■ **What you have to do**
Skip the images and return the records below exactly.

== Stored records ==

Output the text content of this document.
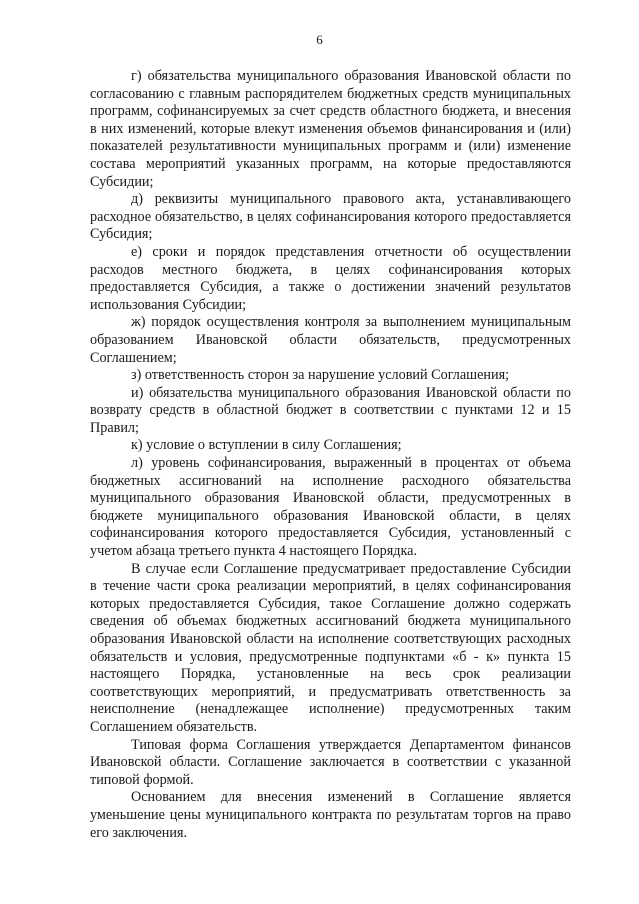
6

г) обязательства муниципального образования Ивановской области по согласованию с главным распорядителем бюджетных средств муниципальных программ, софинансируемых за счет средств областного бюджета, и внесения в них изменений, которые влекут изменения объемов финансирования и (или) показателей результативности муниципальных программ и (или) изменение состава мероприятий указанных программ, на которые предоставляются Субсидии;

д) реквизиты муниципального правового акта, устанавливающего расходное обязательство, в целях софинансирования которого предоставляется Субсидия;

е) сроки и порядок представления отчетности об осуществлении расходов местного бюджета, в целях софинансирования которых предоставляется Субсидия, а также о достижении значений результатов использования Субсидии;

ж) порядок осуществления контроля за выполнением муниципальным образованием Ивановской области обязательств, предусмотренных Соглашением;

з) ответственность сторон за нарушение условий Соглашения;

и) обязательства муниципального образования Ивановской области по возврату средств в областной бюджет в соответствии с пунктами 12 и 15 Правил;

к) условие о вступлении в силу Соглашения;

л) уровень софинансирования, выраженный в процентах от объема бюджетных ассигнований на исполнение расходного обязательства муниципального образования Ивановской области, предусмотренных в бюджете муниципального образования Ивановской области, в целях софинансирования которого предоставляется Субсидия, установленный с учетом абзаца третьего пункта 4 настоящего Порядка.

В случае если Соглашение предусматривает предоставление Субсидии в течение части срока реализации мероприятий, в целях софинансирования которых предоставляется Субсидия, такое Соглашение должно содержать сведения об объемах бюджетных ассигнований бюджета муниципального образования Ивановской области на исполнение соответствующих расходных обязательств и условия, предусмотренные подпунктами «б - к» пункта 15 настоящего Порядка, установленные на весь срок реализации соответствующих мероприятий, и предусматривать ответственность за неисполнение (ненадлежащее исполнение) предусмотренных таким Соглашением обязательств.

Типовая форма Соглашения утверждается Департаментом финансов Ивановской области. Соглашение заключается в соответствии с указанной типовой формой.

Основанием для внесения изменений в Соглашение является уменьшение цены муниципального контракта по результатам торгов на право его заключения.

===

■ **Answer to the problem**
Output the text content of this document.
6

г) обязательства муниципального образования Ивановской области по согласованию с главным распорядителем бюджетных средств муниципальных программ, софинансируемых за счет средств областного бюджета, и внесения в них изменений, которые влекут изменения объемов финансирования и (или) показателей результативности муниципальных программ и (или) изменение состава мероприятий указанных программ, на которые предоставляются Субсидии;

д) реквизиты муниципального правового акта, устанавливающего расходное обязательство, в целях софинансирования которого предоставляется Субсидия;

е) сроки и порядок представления отчетности об осуществлении расходов местного бюджета, в целях софинансирования которых предоставляется Субсидия, а также о достижении значений результатов использования Субсидии;

ж) порядок осуществления контроля за выполнением муниципальным образованием Ивановской области обязательств, предусмотренных Соглашением;

з) ответственность сторон за нарушение условий Соглашения;

и) обязательства муниципального образования Ивановской области по возврату средств в областной бюджет в соответствии с пунктами 12 и 15 Правил;

к) условие о вступлении в силу Соглашения;

л) уровень софинансирования, выраженный в процентах от объема бюджетных ассигнований на исполнение расходного обязательства муниципального образования Ивановской области, предусмотренных в бюджете муниципального образования Ивановской области, в целях софинансирования которого предоставляется Субсидия, установленный с учетом абзаца третьего пункта 4 настоящего Порядка.

В случае если Соглашение предусматривает предоставление Субсидии в течение части срока реализации мероприятий, в целях софинансирования которых предоставляется Субсидия, такое Соглашение должно содержать сведения об объемах бюджетных ассигнований бюджета муниципального образования Ивановской области на исполнение соответствующих расходных обязательств и условия, предусмотренные подпунктами «б - к» пункта 15 настоящего Порядка, установленные на весь срок реализации соответствующих мероприятий, и предусматривать ответственность за неисполнение (ненадлежащее исполнение) предусмотренных таким Соглашением обязательств.

Типовая форма Соглашения утверждается Департаментом финансов Ивановской области. Соглашение заключается в соответствии с указанной типовой формой.

Основанием для внесения изменений в Соглашение является уменьшение цены муниципального контракта по результатам торгов на право его заключения.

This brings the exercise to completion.